- Figure dataset records -

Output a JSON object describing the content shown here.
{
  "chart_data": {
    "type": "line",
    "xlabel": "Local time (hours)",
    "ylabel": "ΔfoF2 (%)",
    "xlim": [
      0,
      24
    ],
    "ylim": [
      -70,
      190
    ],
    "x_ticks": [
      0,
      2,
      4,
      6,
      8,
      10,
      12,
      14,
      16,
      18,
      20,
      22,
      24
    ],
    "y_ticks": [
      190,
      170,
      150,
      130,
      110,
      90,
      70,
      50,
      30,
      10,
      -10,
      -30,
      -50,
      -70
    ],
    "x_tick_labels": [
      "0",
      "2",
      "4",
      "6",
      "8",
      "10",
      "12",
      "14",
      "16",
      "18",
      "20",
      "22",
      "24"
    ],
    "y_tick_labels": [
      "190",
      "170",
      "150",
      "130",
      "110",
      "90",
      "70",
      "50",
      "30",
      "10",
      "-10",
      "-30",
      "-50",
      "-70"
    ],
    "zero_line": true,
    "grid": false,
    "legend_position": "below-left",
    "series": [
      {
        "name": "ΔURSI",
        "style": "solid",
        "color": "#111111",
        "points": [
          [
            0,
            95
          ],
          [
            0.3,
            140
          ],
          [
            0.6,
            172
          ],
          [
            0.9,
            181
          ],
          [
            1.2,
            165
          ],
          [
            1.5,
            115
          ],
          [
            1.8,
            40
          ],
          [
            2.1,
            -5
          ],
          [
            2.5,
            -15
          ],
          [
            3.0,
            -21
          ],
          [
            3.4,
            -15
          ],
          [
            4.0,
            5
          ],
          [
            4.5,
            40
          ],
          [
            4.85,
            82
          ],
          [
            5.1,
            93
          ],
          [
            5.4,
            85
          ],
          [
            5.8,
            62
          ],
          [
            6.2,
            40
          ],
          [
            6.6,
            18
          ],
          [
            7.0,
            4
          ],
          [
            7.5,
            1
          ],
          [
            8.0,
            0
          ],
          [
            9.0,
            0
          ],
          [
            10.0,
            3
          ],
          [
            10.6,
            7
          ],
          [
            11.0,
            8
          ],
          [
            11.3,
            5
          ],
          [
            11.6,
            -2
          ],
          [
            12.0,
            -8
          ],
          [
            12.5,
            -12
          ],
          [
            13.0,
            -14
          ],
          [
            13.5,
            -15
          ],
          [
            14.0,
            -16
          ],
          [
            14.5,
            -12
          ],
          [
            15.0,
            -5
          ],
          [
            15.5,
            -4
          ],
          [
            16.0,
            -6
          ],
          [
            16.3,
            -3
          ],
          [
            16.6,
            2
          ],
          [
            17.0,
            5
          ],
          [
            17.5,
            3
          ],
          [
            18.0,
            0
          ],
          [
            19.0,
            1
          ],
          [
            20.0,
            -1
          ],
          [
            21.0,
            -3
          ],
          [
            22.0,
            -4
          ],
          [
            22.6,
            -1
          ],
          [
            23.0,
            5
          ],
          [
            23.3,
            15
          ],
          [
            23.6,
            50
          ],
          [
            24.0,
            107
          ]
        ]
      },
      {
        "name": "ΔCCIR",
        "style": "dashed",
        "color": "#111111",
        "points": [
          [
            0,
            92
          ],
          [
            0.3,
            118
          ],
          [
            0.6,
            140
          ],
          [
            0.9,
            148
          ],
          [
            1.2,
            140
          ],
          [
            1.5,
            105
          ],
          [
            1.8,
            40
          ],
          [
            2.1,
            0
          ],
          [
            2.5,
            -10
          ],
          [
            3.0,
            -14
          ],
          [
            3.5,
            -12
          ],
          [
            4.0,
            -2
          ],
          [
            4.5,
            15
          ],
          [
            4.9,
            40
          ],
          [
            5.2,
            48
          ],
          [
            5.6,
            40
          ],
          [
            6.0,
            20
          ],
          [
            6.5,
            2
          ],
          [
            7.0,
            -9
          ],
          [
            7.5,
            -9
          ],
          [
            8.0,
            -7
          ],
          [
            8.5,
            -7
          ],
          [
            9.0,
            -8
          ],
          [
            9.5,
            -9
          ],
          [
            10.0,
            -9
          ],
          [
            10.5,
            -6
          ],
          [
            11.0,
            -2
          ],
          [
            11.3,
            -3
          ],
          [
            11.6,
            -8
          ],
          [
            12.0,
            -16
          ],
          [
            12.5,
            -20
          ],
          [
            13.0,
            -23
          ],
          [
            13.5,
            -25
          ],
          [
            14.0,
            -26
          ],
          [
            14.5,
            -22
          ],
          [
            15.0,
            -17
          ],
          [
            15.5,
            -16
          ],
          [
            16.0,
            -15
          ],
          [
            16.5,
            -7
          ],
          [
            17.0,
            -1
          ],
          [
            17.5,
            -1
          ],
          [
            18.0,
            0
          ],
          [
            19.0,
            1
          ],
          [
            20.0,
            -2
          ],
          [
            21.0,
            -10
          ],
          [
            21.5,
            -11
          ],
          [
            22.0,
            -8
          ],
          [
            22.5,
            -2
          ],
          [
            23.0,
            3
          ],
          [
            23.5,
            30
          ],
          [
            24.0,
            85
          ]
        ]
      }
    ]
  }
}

- Work to do -
All of the records must be repeated exactly.

- Written answer -
Output a JSON object describing the content shown here.
{
  "chart_data": {
    "type": "line",
    "xlabel": "Local time (hours)",
    "ylabel": "ΔfoF2 (%)",
    "xlim": [
      0,
      24
    ],
    "ylim": [
      -70,
      190
    ],
    "x_ticks": [
      0,
      2,
      4,
      6,
      8,
      10,
      12,
      14,
      16,
      18,
      20,
      22,
      24
    ],
    "y_ticks": [
      190,
      170,
      150,
      130,
      110,
      90,
      70,
      50,
      30,
      10,
      -10,
      -30,
      -50,
      -70
    ],
    "x_tick_labels": [
      "0",
      "2",
      "4",
      "6",
      "8",
      "10",
      "12",
      "14",
      "16",
      "18",
      "20",
      "22",
      "24"
    ],
    "y_tick_labels": [
      "190",
      "170",
      "150",
      "130",
      "110",
      "90",
      "70",
      "50",
      "30",
      "10",
      "-10",
      "-30",
      "-50",
      "-70"
    ],
    "zero_line": true,
    "grid": false,
    "legend_position": "below-left",
    "series": [
      {
        "name": "ΔURSI",
        "style": "solid",
        "color": "#111111",
        "points": [
          [
            0,
            95
          ],
          [
            0.3,
            140
          ],
          [
            0.6,
            172
          ],
          [
            0.9,
            181
          ],
          [
            1.2,
            165
          ],
          [
            1.5,
            115
          ],
          [
            1.8,
            40
          ],
          [
            2.1,
            -5
          ],
          [
            2.5,
            -15
          ],
          [
            3.0,
            -21
          ],
          [
            3.4,
            -15
          ],
          [
            4.0,
            5
          ],
          [
            4.5,
            40
          ],
          [
            4.85,
            82
          ],
          [
            5.1,
            93
          ],
          [
            5.4,
            85
          ],
          [
            5.8,
            62
          ],
          [
            6.2,
            40
          ],
          [
            6.6,
            18
          ],
          [
            7.0,
            4
          ],
          [
            7.5,
            1
          ],
          [
            8.0,
            0
          ],
          [
            9.0,
            0
          ],
          [
            10.0,
            3
          ],
          [
            10.6,
            7
          ],
          [
            11.0,
            8
          ],
          [
            11.3,
            5
          ],
          [
            11.6,
            -2
          ],
          [
            12.0,
            -8
          ],
          [
            12.5,
            -12
          ],
          [
            13.0,
            -14
          ],
          [
            13.5,
            -15
          ],
          [
            14.0,
            -16
          ],
          [
            14.5,
            -12
          ],
          [
            15.0,
            -5
          ],
          [
            15.5,
            -4
          ],
          [
            16.0,
            -6
          ],
          [
            16.3,
            -3
          ],
          [
            16.6,
            2
          ],
          [
            17.0,
            5
          ],
          [
            17.5,
            3
          ],
          [
            18.0,
            0
          ],
          [
            19.0,
            1
          ],
          [
            20.0,
            -1
          ],
          [
            21.0,
            -3
          ],
          [
            22.0,
            -4
          ],
          [
            22.6,
            -1
          ],
          [
            23.0,
            5
          ],
          [
            23.3,
            15
          ],
          [
            23.6,
            50
          ],
          [
            24.0,
            107
          ]
        ]
      },
      {
        "name": "ΔCCIR",
        "style": "dashed",
        "color": "#111111",
        "points": [
          [
            0,
            92
          ],
          [
            0.3,
            118
          ],
          [
            0.6,
            140
          ],
          [
            0.9,
            148
          ],
          [
            1.2,
            140
          ],
          [
            1.5,
            105
          ],
          [
            1.8,
            40
          ],
          [
            2.1,
            0
          ],
          [
            2.5,
            -10
          ],
          [
            3.0,
            -14
          ],
          [
            3.5,
            -12
          ],
          [
            4.0,
            -2
          ],
          [
            4.5,
            15
          ],
          [
            4.9,
            40
          ],
          [
            5.2,
            48
          ],
          [
            5.6,
            40
          ],
          [
            6.0,
            20
          ],
          [
            6.5,
            2
          ],
          [
            7.0,
            -9
          ],
          [
            7.5,
            -9
          ],
          [
            8.0,
            -7
          ],
          [
            8.5,
            -7
          ],
          [
            9.0,
            -8
          ],
          [
            9.5,
            -9
          ],
          [
            10.0,
            -9
          ],
          [
            10.5,
            -6
          ],
          [
            11.0,
            -2
          ],
          [
            11.3,
            -3
          ],
          [
            11.6,
            -8
          ],
          [
            12.0,
            -16
          ],
          [
            12.5,
            -20
          ],
          [
            13.0,
            -23
          ],
          [
            13.5,
            -25
          ],
          [
            14.0,
            -26
          ],
          [
            14.5,
            -22
          ],
          [
            15.0,
            -17
          ],
          [
            15.5,
            -16
          ],
          [
            16.0,
            -15
          ],
          [
            16.5,
            -7
          ],
          [
            17.0,
            -1
          ],
          [
            17.5,
            -1
          ],
          [
            18.0,
            0
          ],
          [
            19.0,
            1
          ],
          [
            20.0,
            -2
          ],
          [
            21.0,
            -10
          ],
          [
            21.5,
            -11
          ],
          [
            22.0,
            -8
          ],
          [
            22.5,
            -2
          ],
          [
            23.0,
            3
          ],
          [
            23.5,
            30
          ],
          [
            24.0,
            85
          ]
        ]
      }
    ]
  }
}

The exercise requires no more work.